◆ WRITTEN INSTRUCTION ◆
Transcribe every record that appears below, exactly and in full.

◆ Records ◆
********************

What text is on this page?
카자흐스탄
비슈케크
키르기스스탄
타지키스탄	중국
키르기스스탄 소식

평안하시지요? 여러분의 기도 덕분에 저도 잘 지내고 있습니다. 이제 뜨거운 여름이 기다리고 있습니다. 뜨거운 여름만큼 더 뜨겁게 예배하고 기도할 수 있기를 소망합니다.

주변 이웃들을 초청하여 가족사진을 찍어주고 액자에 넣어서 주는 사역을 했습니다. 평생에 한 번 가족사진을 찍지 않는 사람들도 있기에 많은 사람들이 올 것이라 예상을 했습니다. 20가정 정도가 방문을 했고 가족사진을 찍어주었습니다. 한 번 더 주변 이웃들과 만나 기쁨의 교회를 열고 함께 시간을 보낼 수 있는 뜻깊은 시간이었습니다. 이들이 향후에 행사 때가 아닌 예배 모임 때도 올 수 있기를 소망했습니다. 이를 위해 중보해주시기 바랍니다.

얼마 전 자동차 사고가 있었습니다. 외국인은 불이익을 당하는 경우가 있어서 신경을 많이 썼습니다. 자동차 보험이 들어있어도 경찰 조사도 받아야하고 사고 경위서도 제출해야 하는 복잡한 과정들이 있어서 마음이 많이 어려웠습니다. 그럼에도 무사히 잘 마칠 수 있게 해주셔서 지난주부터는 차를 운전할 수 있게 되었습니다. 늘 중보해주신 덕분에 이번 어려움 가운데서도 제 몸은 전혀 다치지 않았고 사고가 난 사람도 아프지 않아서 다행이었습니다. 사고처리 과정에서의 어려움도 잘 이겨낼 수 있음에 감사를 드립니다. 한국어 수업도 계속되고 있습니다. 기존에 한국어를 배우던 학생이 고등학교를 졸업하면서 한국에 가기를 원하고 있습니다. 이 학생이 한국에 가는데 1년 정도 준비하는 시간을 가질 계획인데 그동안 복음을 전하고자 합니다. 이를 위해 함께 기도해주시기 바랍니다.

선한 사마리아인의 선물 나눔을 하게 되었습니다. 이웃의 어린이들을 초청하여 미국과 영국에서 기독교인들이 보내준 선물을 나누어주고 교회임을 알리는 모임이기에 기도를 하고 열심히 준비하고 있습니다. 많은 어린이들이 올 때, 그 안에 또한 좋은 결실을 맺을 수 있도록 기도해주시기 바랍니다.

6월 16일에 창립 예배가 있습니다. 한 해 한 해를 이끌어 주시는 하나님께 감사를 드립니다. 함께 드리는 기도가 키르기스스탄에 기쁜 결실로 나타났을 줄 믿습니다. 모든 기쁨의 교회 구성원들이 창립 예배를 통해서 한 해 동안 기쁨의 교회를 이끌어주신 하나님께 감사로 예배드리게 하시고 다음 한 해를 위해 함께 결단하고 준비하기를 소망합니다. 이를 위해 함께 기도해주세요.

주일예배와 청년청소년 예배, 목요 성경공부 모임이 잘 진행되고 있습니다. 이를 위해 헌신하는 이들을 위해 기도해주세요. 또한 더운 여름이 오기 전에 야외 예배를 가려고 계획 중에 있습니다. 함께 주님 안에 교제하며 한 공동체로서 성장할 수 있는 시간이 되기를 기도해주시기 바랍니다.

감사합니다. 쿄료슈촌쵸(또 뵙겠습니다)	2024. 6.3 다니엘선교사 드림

********************

◆ SOLVED PROBLEM ◆
What text is on this page?
카자흐스탄
비슈케크
키르기스스탄
타지키스탄	중국
키르기스스탄 소식

평안하시지요? 여러분의 기도 덕분에 저도 잘 지내고 있습니다. 이제 뜨거운 여름이 기다리고 있습니다. 뜨거운 여름만큼 더 뜨겁게 예배하고 기도할 수 있기를 소망합니다.

주변 이웃들을 초청하여 가족사진을 찍어주고 액자에 넣어서 주는 사역을 했습니다. 평생에 한 번 가족사진을 찍지 않는 사람들도 있기에 많은 사람들이 올 것이라 예상을 했습니다. 20가정 정도가 방문을 했고 가족사진을 찍어주었습니다. 한 번 더 주변 이웃들과 만나 기쁨의 교회를 열고 함께 시간을 보낼 수 있는 뜻깊은 시간이었습니다. 이들이 향후에 행사 때가 아닌 예배 모임 때도 올 수 있기를 소망했습니다. 이를 위해 중보해주시기 바랍니다.

얼마 전 자동차 사고가 있었습니다. 외국인은 불이익을 당하는 경우가 있어서 신경을 많이 썼습니다. 자동차 보험이 들어있어도 경찰 조사도 받아야하고 사고 경위서도 제출해야 하는 복잡한 과정들이 있어서 마음이 많이 어려웠습니다. 그럼에도 무사히 잘 마칠 수 있게 해주셔서 지난주부터는 차를 운전할 수 있게 되었습니다. 늘 중보해주신 덕분에 이번 어려움 가운데서도 제 몸은 전혀 다치지 않았고 사고가 난 사람도 아프지 않아서 다행이었습니다. 사고처리 과정에서의 어려움도 잘 이겨낼 수 있음에 감사를 드립니다. 한국어 수업도 계속되고 있습니다. 기존에 한국어를 배우던 학생이 고등학교를 졸업하면서 한국에 가기를 원하고 있습니다. 이 학생이 한국에 가는데 1년 정도 준비하는 시간을 가질 계획인데 그동안 복음을 전하고자 합니다. 이를 위해 함께 기도해주시기 바랍니다.

선한 사마리아인의 선물 나눔을 하게 되었습니다. 이웃의 어린이들을 초청하여 미국과 영국에서 기독교인들이 보내준 선물을 나누어주고 교회임을 알리는 모임이기에 기도를 하고 열심히 준비하고 있습니다. 많은 어린이들이 올 때, 그 안에 또한 좋은 결실을 맺을 수 있도록 기도해주시기 바랍니다.

6월 16일에 창립 예배가 있습니다. 한 해 한 해를 이끌어 주시는 하나님께 감사를 드립니다. 함께 드리는 기도가 키르기스스탄에 기쁜 결실로 나타났을 줄 믿습니다. 모든 기쁨의 교회 구성원들이 창립 예배를 통해서 한 해 동안 기쁨의 교회를 이끌어주신 하나님께 감사로 예배드리게 하시고 다음 한 해를 위해 함께 결단하고 준비하기를 소망합니다. 이를 위해 함께 기도해주세요.

주일예배와 청년청소년 예배, 목요 성경공부 모임이 잘 진행되고 있습니다. 이를 위해 헌신하는 이들을 위해 기도해주세요. 또한 더운 여름이 오기 전에 야외 예배를 가려고 계획 중에 있습니다. 함께 주님 안에 교제하며 한 공동체로서 성장할 수 있는 시간이 되기를 기도해주시기 바랍니다.

감사합니다. 쿄료슈촌쵸(또 뵙겠습니다)	2024. 6.3 다니엘선교사 드림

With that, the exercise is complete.